Source data:
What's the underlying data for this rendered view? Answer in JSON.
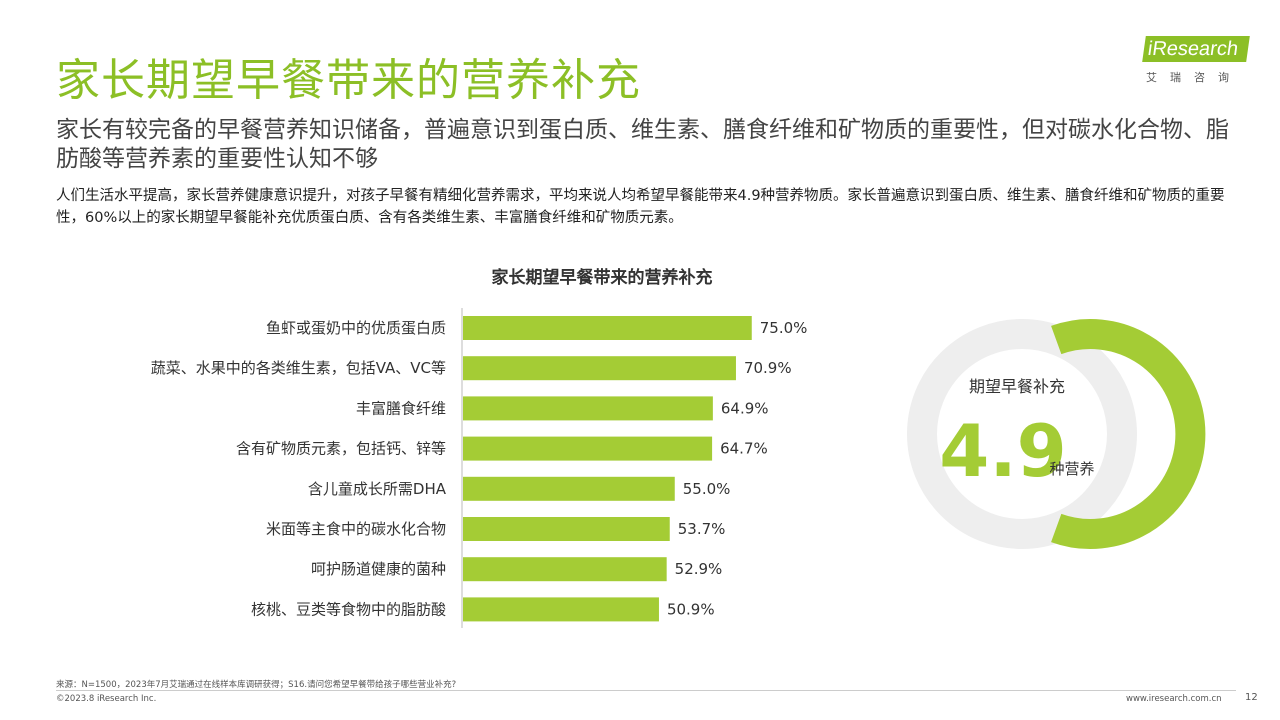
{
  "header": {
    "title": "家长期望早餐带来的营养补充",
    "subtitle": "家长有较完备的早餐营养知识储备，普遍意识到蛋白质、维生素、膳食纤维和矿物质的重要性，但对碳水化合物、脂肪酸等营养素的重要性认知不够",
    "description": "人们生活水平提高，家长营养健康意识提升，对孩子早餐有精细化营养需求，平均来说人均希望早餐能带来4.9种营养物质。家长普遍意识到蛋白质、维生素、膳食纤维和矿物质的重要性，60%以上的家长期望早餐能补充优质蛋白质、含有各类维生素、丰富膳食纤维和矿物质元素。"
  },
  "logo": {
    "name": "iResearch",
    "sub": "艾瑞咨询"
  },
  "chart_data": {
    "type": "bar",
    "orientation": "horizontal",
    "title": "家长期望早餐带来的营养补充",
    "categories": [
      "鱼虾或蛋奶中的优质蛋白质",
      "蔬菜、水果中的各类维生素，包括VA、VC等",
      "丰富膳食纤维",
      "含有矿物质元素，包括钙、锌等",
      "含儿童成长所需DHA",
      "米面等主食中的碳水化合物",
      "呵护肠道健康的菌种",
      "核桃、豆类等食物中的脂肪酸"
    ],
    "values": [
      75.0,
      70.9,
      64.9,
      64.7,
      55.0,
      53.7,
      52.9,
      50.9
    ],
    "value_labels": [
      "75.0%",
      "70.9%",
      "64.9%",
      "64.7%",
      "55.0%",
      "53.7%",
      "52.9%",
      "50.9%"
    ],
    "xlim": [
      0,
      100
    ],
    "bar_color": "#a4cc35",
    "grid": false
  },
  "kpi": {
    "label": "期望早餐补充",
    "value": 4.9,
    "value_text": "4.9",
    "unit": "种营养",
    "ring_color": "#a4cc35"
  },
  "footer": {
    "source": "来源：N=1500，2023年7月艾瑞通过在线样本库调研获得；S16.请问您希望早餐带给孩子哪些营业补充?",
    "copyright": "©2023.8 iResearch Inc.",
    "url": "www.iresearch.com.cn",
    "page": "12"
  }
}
==
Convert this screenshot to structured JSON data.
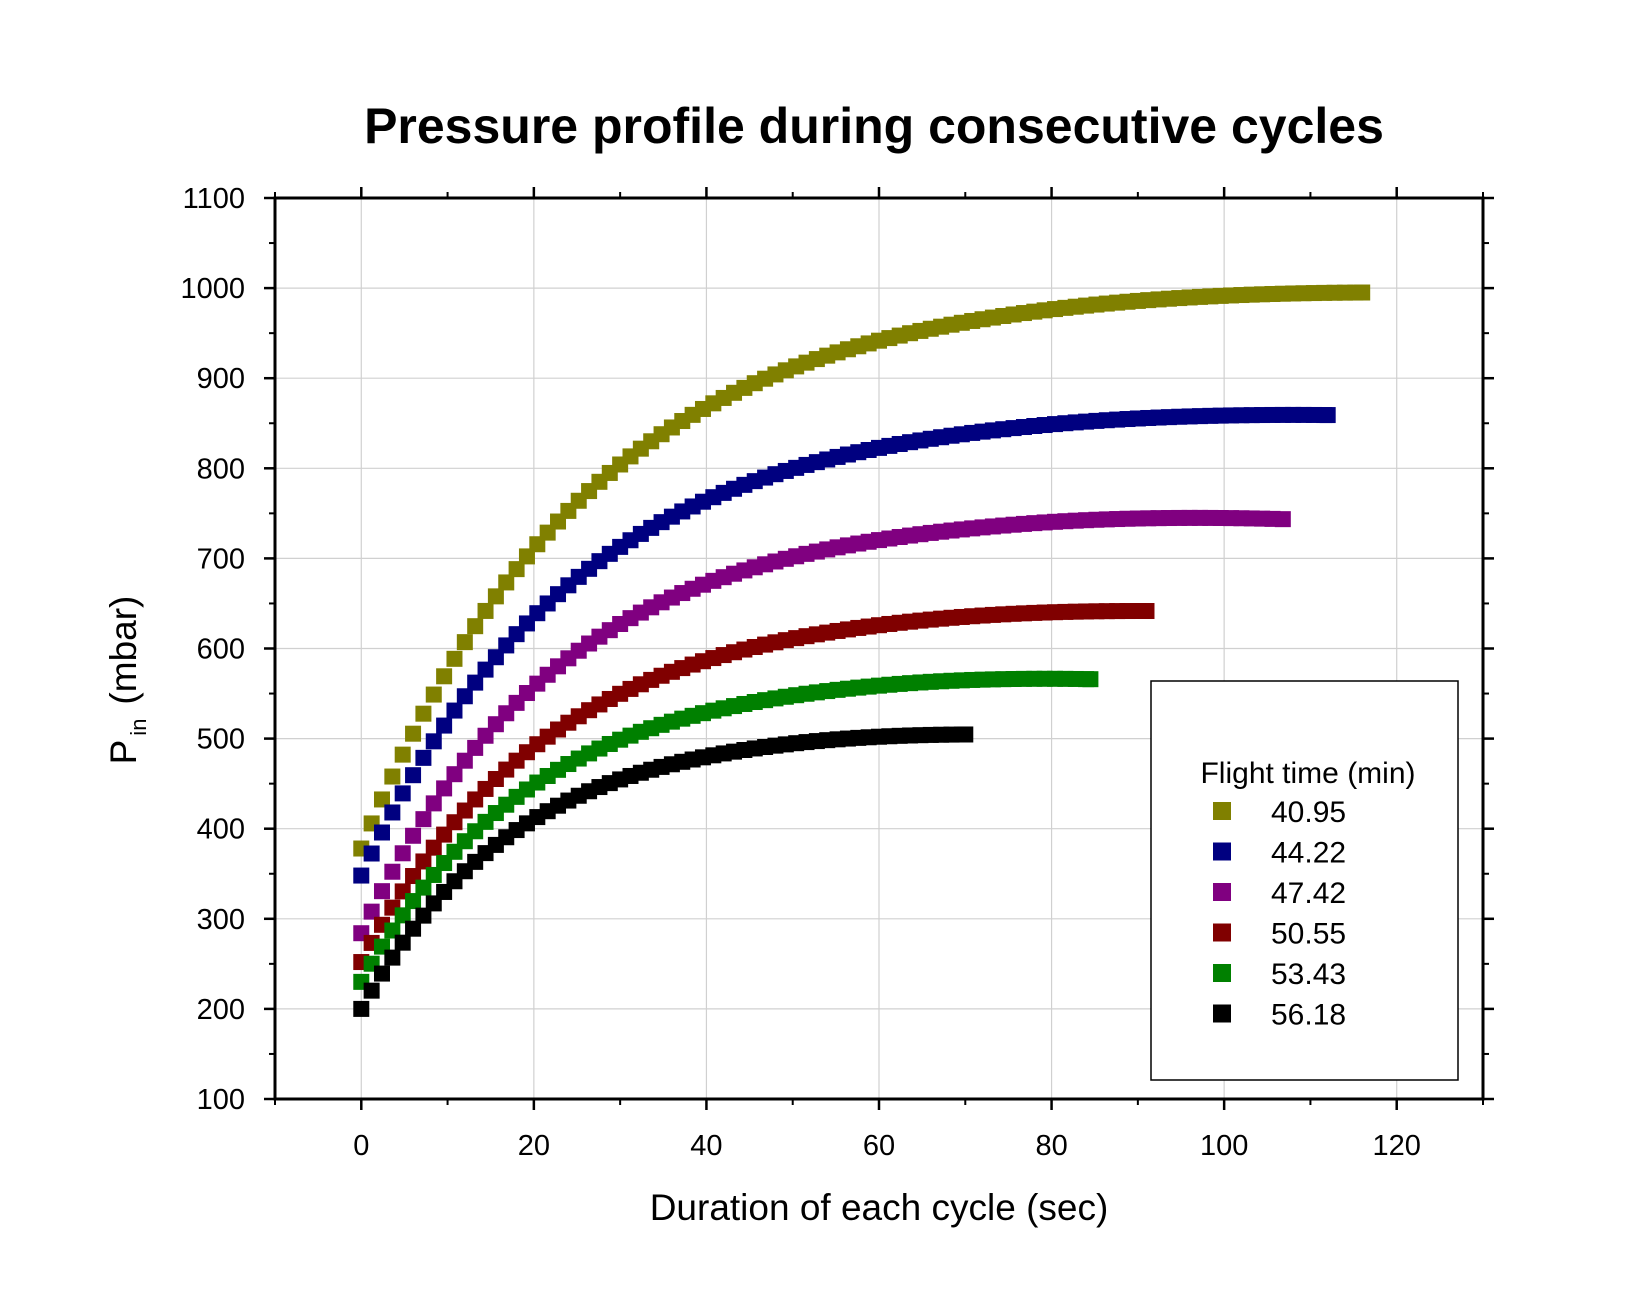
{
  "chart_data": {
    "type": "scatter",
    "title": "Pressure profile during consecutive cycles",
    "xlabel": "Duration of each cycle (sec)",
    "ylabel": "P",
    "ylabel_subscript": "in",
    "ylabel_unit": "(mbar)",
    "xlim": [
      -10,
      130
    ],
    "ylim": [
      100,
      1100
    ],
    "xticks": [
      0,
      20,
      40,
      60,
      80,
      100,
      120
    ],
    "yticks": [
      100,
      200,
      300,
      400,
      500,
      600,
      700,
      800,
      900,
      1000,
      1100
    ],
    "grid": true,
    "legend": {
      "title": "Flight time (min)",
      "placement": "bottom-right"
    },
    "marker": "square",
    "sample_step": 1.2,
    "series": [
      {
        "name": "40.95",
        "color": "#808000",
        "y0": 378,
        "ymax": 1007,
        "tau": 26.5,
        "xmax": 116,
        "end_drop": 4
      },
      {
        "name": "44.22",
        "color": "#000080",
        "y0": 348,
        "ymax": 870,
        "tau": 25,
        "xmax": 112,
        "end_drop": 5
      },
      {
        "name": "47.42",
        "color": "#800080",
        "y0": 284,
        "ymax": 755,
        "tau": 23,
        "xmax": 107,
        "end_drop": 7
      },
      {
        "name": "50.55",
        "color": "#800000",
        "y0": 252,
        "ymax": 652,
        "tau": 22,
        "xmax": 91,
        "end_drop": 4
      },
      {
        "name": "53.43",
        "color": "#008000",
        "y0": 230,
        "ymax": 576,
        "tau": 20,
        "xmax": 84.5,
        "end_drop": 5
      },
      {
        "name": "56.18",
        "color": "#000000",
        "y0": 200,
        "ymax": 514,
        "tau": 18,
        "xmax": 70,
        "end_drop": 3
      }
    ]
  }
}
--
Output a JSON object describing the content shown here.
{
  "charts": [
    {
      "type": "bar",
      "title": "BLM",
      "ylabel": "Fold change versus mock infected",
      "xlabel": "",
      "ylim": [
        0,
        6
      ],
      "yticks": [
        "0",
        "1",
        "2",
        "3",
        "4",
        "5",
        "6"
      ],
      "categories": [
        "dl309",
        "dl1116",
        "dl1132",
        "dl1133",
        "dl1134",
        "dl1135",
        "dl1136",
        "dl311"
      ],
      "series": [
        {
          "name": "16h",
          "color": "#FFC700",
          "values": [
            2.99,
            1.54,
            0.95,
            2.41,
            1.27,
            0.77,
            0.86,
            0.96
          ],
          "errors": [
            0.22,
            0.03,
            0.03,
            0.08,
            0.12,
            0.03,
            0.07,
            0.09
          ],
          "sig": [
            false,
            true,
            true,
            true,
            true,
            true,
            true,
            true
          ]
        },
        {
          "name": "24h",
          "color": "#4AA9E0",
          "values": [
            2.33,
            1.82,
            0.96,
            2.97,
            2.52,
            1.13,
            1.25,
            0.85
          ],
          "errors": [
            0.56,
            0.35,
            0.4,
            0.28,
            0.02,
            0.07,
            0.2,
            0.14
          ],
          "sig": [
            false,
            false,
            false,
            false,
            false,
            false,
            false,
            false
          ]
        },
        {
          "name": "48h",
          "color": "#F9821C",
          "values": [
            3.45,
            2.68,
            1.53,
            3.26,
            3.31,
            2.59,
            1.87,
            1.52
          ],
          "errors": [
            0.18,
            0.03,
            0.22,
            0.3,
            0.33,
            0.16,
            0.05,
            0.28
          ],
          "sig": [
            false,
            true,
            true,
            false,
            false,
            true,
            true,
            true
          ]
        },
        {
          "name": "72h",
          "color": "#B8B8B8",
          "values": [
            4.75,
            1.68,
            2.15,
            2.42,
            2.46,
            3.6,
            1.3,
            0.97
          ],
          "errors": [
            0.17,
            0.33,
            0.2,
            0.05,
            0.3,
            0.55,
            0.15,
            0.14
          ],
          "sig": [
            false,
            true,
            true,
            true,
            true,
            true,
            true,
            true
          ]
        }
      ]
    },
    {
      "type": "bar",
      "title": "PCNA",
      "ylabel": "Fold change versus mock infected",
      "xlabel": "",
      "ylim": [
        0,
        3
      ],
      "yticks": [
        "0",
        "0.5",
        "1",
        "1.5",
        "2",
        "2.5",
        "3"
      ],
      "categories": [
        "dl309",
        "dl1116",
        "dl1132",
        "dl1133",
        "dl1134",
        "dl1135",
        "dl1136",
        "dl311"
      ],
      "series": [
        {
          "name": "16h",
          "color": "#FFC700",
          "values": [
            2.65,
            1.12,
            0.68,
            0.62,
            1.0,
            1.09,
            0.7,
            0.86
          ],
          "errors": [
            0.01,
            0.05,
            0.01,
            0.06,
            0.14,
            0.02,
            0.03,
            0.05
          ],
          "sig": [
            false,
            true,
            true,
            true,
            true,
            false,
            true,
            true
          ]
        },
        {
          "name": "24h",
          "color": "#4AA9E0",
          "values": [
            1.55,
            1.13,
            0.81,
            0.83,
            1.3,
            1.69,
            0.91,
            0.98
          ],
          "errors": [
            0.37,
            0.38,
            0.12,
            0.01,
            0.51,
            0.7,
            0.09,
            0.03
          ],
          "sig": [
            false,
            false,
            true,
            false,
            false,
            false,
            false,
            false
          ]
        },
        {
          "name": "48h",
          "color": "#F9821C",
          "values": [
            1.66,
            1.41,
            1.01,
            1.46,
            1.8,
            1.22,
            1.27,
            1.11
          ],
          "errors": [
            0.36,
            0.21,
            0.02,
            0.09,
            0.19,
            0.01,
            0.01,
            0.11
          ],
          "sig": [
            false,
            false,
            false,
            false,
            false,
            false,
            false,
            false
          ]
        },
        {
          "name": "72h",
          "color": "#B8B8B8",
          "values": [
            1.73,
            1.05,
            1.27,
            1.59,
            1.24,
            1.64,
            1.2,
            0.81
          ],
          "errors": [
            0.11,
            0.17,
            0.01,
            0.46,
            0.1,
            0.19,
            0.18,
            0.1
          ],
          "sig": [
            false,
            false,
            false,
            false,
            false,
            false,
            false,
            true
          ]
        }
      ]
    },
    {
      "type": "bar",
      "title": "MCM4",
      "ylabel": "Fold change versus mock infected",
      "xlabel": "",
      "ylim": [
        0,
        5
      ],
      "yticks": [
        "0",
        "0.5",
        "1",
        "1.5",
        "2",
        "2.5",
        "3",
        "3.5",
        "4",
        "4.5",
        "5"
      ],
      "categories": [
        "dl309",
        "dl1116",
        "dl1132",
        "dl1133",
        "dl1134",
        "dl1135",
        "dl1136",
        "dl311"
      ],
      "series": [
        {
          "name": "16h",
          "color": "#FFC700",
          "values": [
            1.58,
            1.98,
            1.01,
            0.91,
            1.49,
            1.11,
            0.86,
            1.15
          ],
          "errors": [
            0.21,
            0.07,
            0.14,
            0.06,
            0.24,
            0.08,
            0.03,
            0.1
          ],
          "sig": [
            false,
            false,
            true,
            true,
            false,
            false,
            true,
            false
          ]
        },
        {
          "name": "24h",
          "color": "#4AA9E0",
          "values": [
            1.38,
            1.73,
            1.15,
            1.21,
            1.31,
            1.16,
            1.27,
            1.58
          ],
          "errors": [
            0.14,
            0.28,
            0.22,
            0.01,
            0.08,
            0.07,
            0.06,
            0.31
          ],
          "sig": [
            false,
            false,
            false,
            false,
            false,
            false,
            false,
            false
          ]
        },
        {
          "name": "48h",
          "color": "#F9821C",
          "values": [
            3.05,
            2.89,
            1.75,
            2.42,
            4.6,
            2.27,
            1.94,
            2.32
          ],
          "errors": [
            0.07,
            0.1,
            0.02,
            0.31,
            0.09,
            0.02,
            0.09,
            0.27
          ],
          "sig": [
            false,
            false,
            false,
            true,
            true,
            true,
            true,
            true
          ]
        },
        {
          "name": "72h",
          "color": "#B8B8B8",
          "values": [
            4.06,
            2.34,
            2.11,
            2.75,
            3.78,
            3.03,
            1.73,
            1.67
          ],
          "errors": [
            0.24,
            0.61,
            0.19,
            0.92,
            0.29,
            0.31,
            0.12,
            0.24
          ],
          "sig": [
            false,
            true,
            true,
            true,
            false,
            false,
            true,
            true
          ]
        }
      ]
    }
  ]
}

Required task: Whenever "ymax" turns up in a line, pick that line out.

Output below:
        "ymax": 1007,
        "ymax": 870,
        "ymax": 755,
        "ymax": 652,
        "ymax": 576,
        "ymax": 514,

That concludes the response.